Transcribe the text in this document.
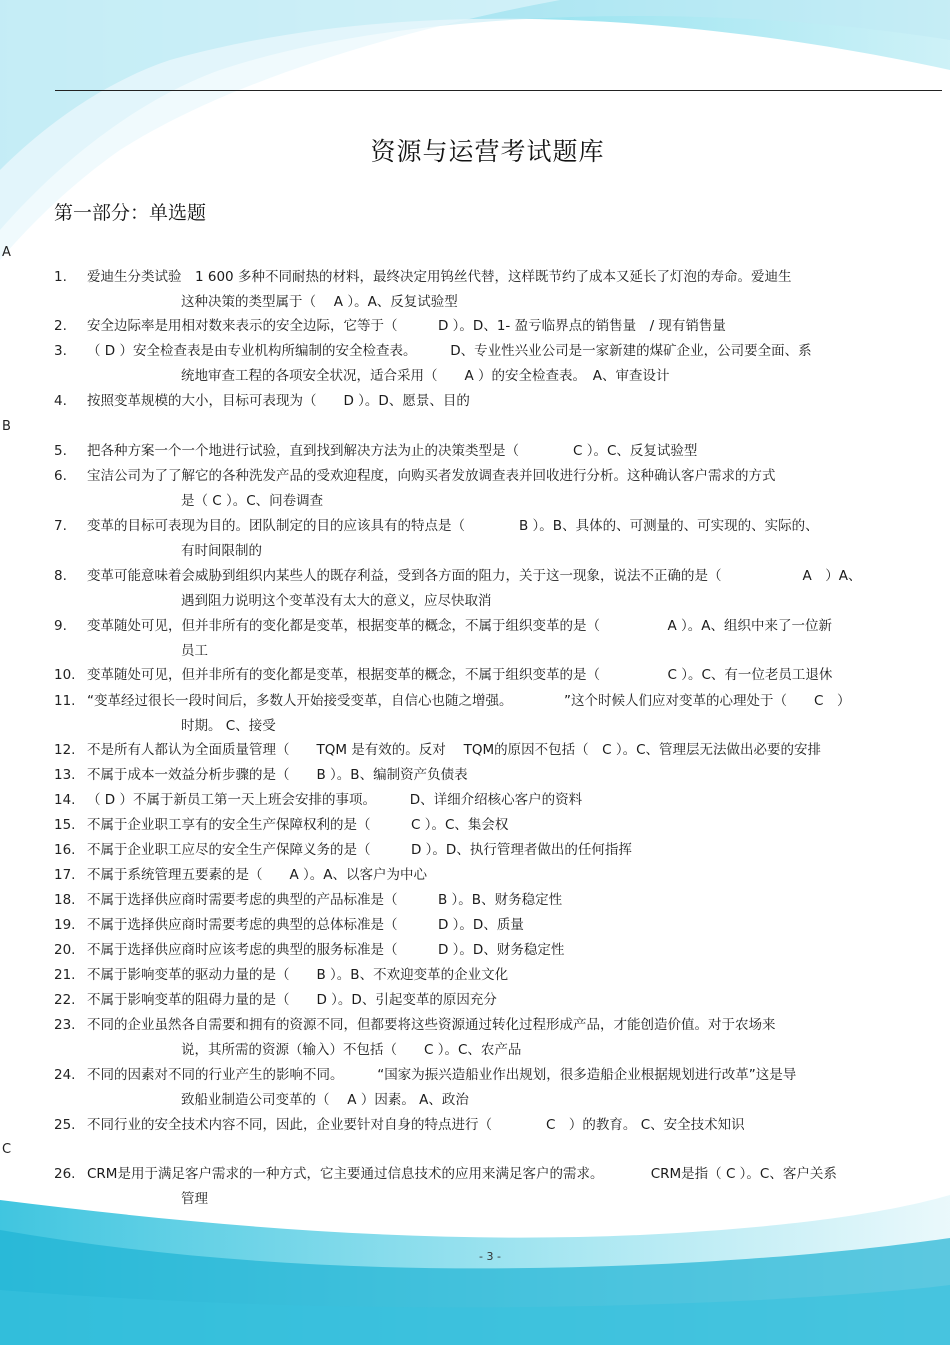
资源与运营考试题库
第一部分：单选题
A
B
C
1. 爱迪生分类试验　1 600 多种不同耐热的材料，最终决定用钨丝代替，这样既节约了成本又延长了灯泡的寿命。爱迪生
这种决策的类型属于（　 A ）。A、反复试验型
2. 安全边际率是用相对数来表示的安全边际，它等于（　　　D ）。D、1- 盈亏临界点的销售量　/ 现有销售量
3. （ D ）安全检查表是由专业机构所编制的安全检查表。　　　D、专业性兴业公司是一家新建的煤矿企业，公司要全面、系
统地审查工程的各项安全状况，适合采用（　　A ）的安全检查表。　A、审查设计
4. 按照变革规模的大小，目标可表现为（　　D ）。D、愿景、目的
5. 把各种方案一个一个地进行试验，直到找到解决方法为止的决策类型是（　　　　C ）。C、反复试验型
6. 宝洁公司为了了解它的各种洗发产品的受欢迎程度，向购买者发放调查表并回收进行分析。这种确认客户需求的方式
是（ C ）。C、问卷调查
7. 变革的目标可表现为目的。团队制定的目的应该具有的特点是（　　　　B ）。B、具体的、可测量的、可实现的、实际的、
有时间限制的
8. 变革可能意味着会威胁到组织内某些人的既存利益，受到各方面的阻力，关于这一现象，说法不正确的是（　　　　　　A　）A、
遇到阻力说明这个变革没有太大的意义，应尽快取消
9. 变革随处可见，但并非所有的变化都是变革，根据变革的概念，不属于组织变革的是（　　　　　A ）。A、组织中来了一位新
员工
10. 变革随处可见，但并非所有的变化都是变革，根据变革的概念，不属于组织变革的是（　　　　　C ）。C、有一位老员工退休
11. “变革经过很长一段时间后，多数人开始接受变革，自信心也随之增强。　　　　 ”这个时候人们应对变革的心理处于（　　C　）
时期。 C、接受
12. 不是所有人都认为全面质量管理（　　TQM 是有效的。反对　 TQM的原因不包括（　C ）。C、管理层无法做出必要的安排
13. 不属于成本一效益分析步骤的是（　　B ）。B、编制资产负债表
14. （ D ）不属于新员工第一天上班会安排的事项。　　　D、详细介绍核心客户的资料
15. 不属于企业职工享有的安全生产保障权利的是（　　　C ）。C、集会权
16. 不属于企业职工应尽的安全生产保障义务的是（　　　D ）。D、执行管理者做出的任何指挥
17. 不属于系统管理五要素的是（　　A ）。A、以客户为中心
18. 不属于选择供应商时需要考虑的典型的产品标准是（　　　B ）。B、财务稳定性
19. 不属于选择供应商时需要考虑的典型的总体标准是（　　　D ）。D、质量
20. 不属于选择供应商时应该考虑的典型的服务标准是（　　　D ）。D、财务稳定性
21. 不属于影响变革的驱动力量的是（　　B ）。B、不欢迎变革的企业文化
22. 不属于影响变革的阻碍力量的是（　　D ）。D、引起变革的原因充分
23. 不同的企业虽然各自需要和拥有的资源不同，但都要将这些资源通过转化过程形成产品，才能创造价值。对于农场来
说，其所需的资源（输入）不包括（　　C ）。C、农产品
24. 不同的因素对不同的行业产生的影响不同。　　　“国家为振兴造船业作出规划，很多造船企业根据规划进行改革”这是导
致船业制造公司变革的（　 A ）因素。 A、政治
25. 不同行业的安全技术内容不同，因此，企业要针对自身的特点进行（　　　　C　）的教育。 C、安全技术知识
26. CRM是用于满足客户需求的一种方式，它主要通过信息技术的应用来满足客户的需求。　　　　CRM是指（ C ）。C、客户关系
管理
- 3 -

★ ★ ★ ★ ★ ★ ★

Without including the pictures, reproduce all entries exactly.

# ANSWER TO THIS PROBLEM
Transcribe the text in this document.
资源与运营考试题库
第一部分：单选题
A
B
C
1. 爱迪生分类试验　1 600 多种不同耐热的材料，最终决定用钨丝代替，这样既节约了成本又延长了灯泡的寿命。爱迪生
这种决策的类型属于（　 A ）。A、反复试验型
2. 安全边际率是用相对数来表示的安全边际，它等于（　　　D ）。D、1- 盈亏临界点的销售量　/ 现有销售量
3. （ D ）安全检查表是由专业机构所编制的安全检查表。　　　D、专业性兴业公司是一家新建的煤矿企业，公司要全面、系
统地审查工程的各项安全状况，适合采用（　　A ）的安全检查表。　A、审查设计
4. 按照变革规模的大小，目标可表现为（　　D ）。D、愿景、目的
5. 把各种方案一个一个地进行试验，直到找到解决方法为止的决策类型是（　　　　C ）。C、反复试验型
6. 宝洁公司为了了解它的各种洗发产品的受欢迎程度，向购买者发放调查表并回收进行分析。这种确认客户需求的方式
是（ C ）。C、问卷调查
7. 变革的目标可表现为目的。团队制定的目的应该具有的特点是（　　　　B ）。B、具体的、可测量的、可实现的、实际的、
有时间限制的
8. 变革可能意味着会威胁到组织内某些人的既存利益，受到各方面的阻力，关于这一现象，说法不正确的是（　　　　　　A　）A、
遇到阻力说明这个变革没有太大的意义，应尽快取消
9. 变革随处可见，但并非所有的变化都是变革，根据变革的概念，不属于组织变革的是（　　　　　A ）。A、组织中来了一位新
员工
10. 变革随处可见，但并非所有的变化都是变革，根据变革的概念，不属于组织变革的是（　　　　　C ）。C、有一位老员工退休
11. “变革经过很长一段时间后，多数人开始接受变革，自信心也随之增强。　　　　 ”这个时候人们应对变革的心理处于（　　C　）
时期。 C、接受
12. 不是所有人都认为全面质量管理（　　TQM 是有效的。反对　 TQM的原因不包括（　C ）。C、管理层无法做出必要的安排
13. 不属于成本一效益分析步骤的是（　　B ）。B、编制资产负债表
14. （ D ）不属于新员工第一天上班会安排的事项。　　　D、详细介绍核心客户的资料
15. 不属于企业职工享有的安全生产保障权利的是（　　　C ）。C、集会权
16. 不属于企业职工应尽的安全生产保障义务的是（　　　D ）。D、执行管理者做出的任何指挥
17. 不属于系统管理五要素的是（　　A ）。A、以客户为中心
18. 不属于选择供应商时需要考虑的典型的产品标准是（　　　B ）。B、财务稳定性
19. 不属于选择供应商时需要考虑的典型的总体标准是（　　　D ）。D、质量
20. 不属于选择供应商时应该考虑的典型的服务标准是（　　　D ）。D、财务稳定性
21. 不属于影响变革的驱动力量的是（　　B ）。B、不欢迎变革的企业文化
22. 不属于影响变革的阻碍力量的是（　　D ）。D、引起变革的原因充分
23. 不同的企业虽然各自需要和拥有的资源不同，但都要将这些资源通过转化过程形成产品，才能创造价值。对于农场来
说，其所需的资源（输入）不包括（　　C ）。C、农产品
24. 不同的因素对不同的行业产生的影响不同。　　　“国家为振兴造船业作出规划，很多造船企业根据规划进行改革”这是导
致船业制造公司变革的（　 A ）因素。 A、政治
25. 不同行业的安全技术内容不同，因此，企业要针对自身的特点进行（　　　　C　）的教育。 C、安全技术知识
26. CRM是用于满足客户需求的一种方式，它主要通过信息技术的应用来满足客户的需求。　　　　CRM是指（ C ）。C、客户关系
管理
- 3 -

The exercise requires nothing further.